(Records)
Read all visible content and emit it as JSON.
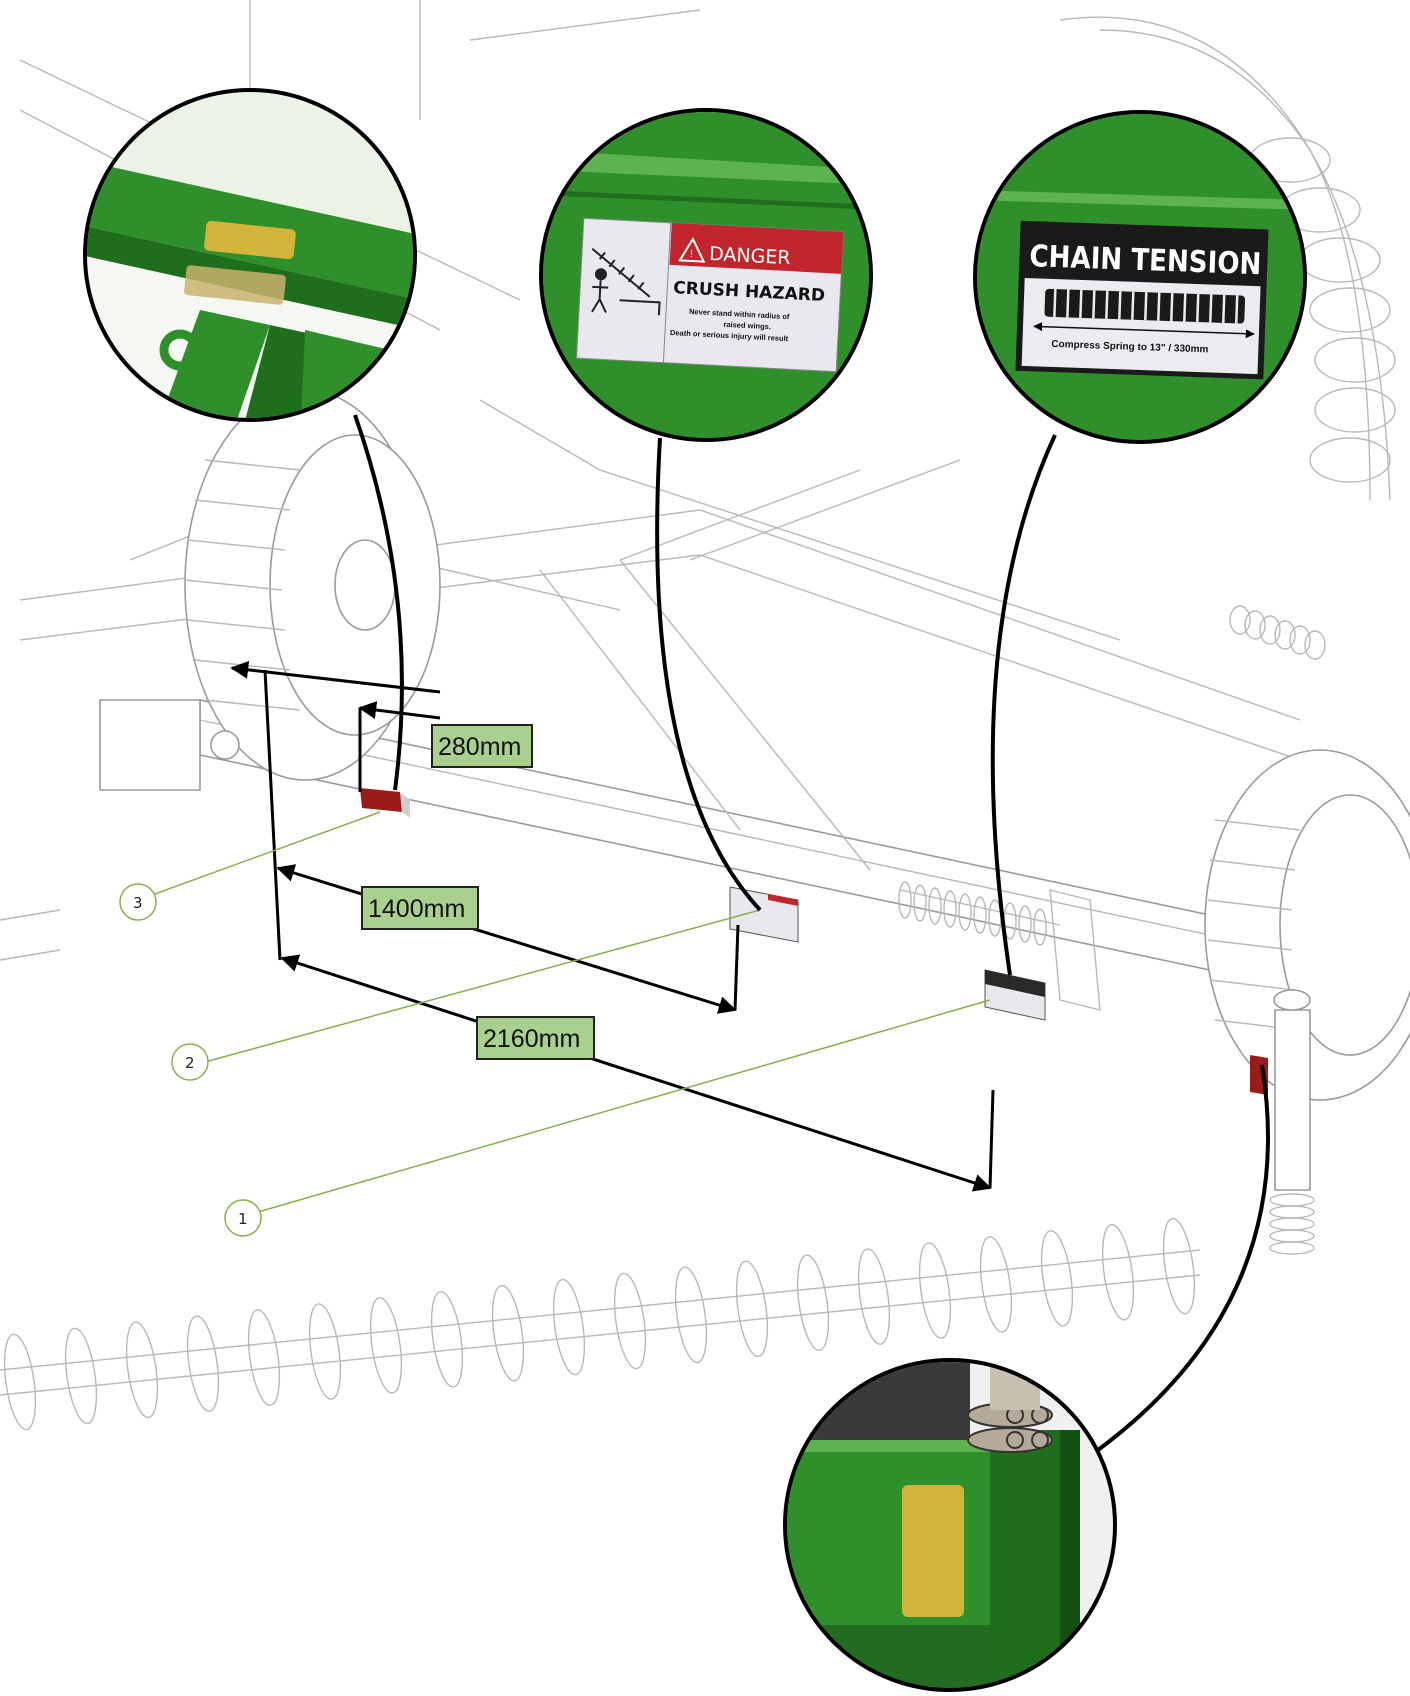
{
  "dimensions": [
    {
      "label": "280mm"
    },
    {
      "label": "1400mm"
    },
    {
      "label": "2160mm"
    }
  ],
  "callouts": [
    {
      "number": "1"
    },
    {
      "number": "2"
    },
    {
      "number": "3"
    }
  ],
  "danger_decal": {
    "header": "DANGER",
    "title": "CRUSH HAZARD",
    "line1": "Never stand within radius of",
    "line2": "raised wings.",
    "line3": "Death or serious injury will result"
  },
  "chain_decal": {
    "title": "CHAIN TENSION",
    "caption": "Compress Spring to 13\" / 330mm"
  },
  "colors": {
    "machine_green": "#2f8f2a",
    "dimension_fill": "#a9d08e",
    "reflector_red": "#9b1b1b",
    "reflector_amber": "#d2b53a",
    "leader_green": "#8cae4a"
  }
}
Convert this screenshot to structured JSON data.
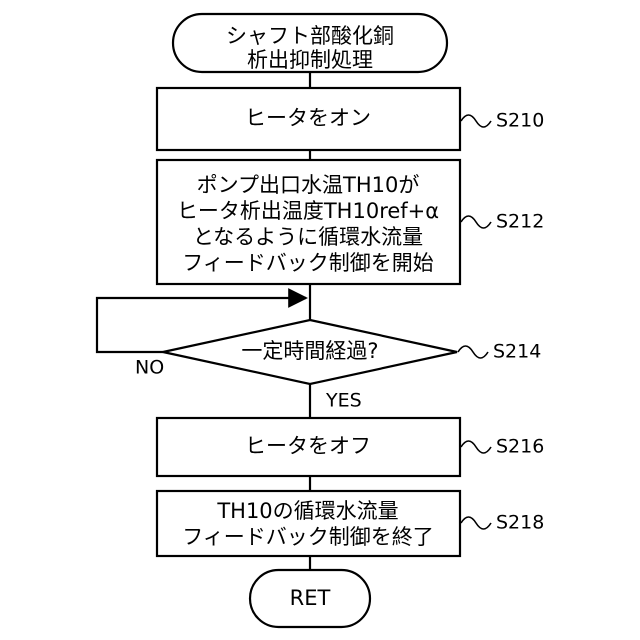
{
  "flowchart": {
    "start": {
      "lines": [
        "シャフト部酸化銅",
        "析出抑制処理"
      ]
    },
    "steps": [
      {
        "lines": [
          "ヒータをオン"
        ],
        "step_id": "S210"
      },
      {
        "lines": [
          "ポンプ出口水温TH10が",
          "ヒータ析出温度TH10ref+α",
          "となるように循環水流量",
          "フィードバック制御を開始"
        ],
        "step_id": "S212"
      },
      {
        "lines": [
          "ヒータをオフ"
        ],
        "step_id": "S216"
      },
      {
        "lines": [
          "TH10の循環水流量",
          "フィードバック制御を終了"
        ],
        "step_id": "S218"
      }
    ],
    "decision": {
      "lines": [
        "一定時間経過?"
      ],
      "step_id": "S214",
      "no_label": "NO",
      "yes_label": "YES"
    },
    "end": {
      "lines": [
        "RET"
      ]
    }
  }
}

**What to do:** Without the pictures, return the entries exactly as they appear.

**Task solution:**
Read all visible content and emit it as JSON.
{
  "dimensions": [
    {
      "label": "280mm"
    },
    {
      "label": "1400mm"
    },
    {
      "label": "2160mm"
    }
  ],
  "callouts": [
    {
      "number": "1"
    },
    {
      "number": "2"
    },
    {
      "number": "3"
    }
  ],
  "danger_decal": {
    "header": "DANGER",
    "title": "CRUSH HAZARD",
    "line1": "Never stand within radius of",
    "line2": "raised wings.",
    "line3": "Death or serious injury will result"
  },
  "chain_decal": {
    "title": "CHAIN TENSION",
    "caption": "Compress Spring to 13\" / 330mm"
  },
  "colors": {
    "machine_green": "#2f8f2a",
    "dimension_fill": "#a9d08e",
    "reflector_red": "#9b1b1b",
    "reflector_amber": "#d2b53a",
    "leader_green": "#8cae4a"
  }
}
Convert this screenshot to structured JSON data.
{
  "flowchart": {
    "start": {
      "lines": [
        "シャフト部酸化銅",
        "析出抑制処理"
      ]
    },
    "steps": [
      {
        "lines": [
          "ヒータをオン"
        ],
        "step_id": "S210"
      },
      {
        "lines": [
          "ポンプ出口水温TH10が",
          "ヒータ析出温度TH10ref+α",
          "となるように循環水流量",
          "フィードバック制御を開始"
        ],
        "step_id": "S212"
      },
      {
        "lines": [
          "ヒータをオフ"
        ],
        "step_id": "S216"
      },
      {
        "lines": [
          "TH10の循環水流量",
          "フィードバック制御を終了"
        ],
        "step_id": "S218"
      }
    ],
    "decision": {
      "lines": [
        "一定時間経過?"
      ],
      "step_id": "S214",
      "no_label": "NO",
      "yes_label": "YES"
    },
    "end": {
      "lines": [
        "RET"
      ]
    }
  }
}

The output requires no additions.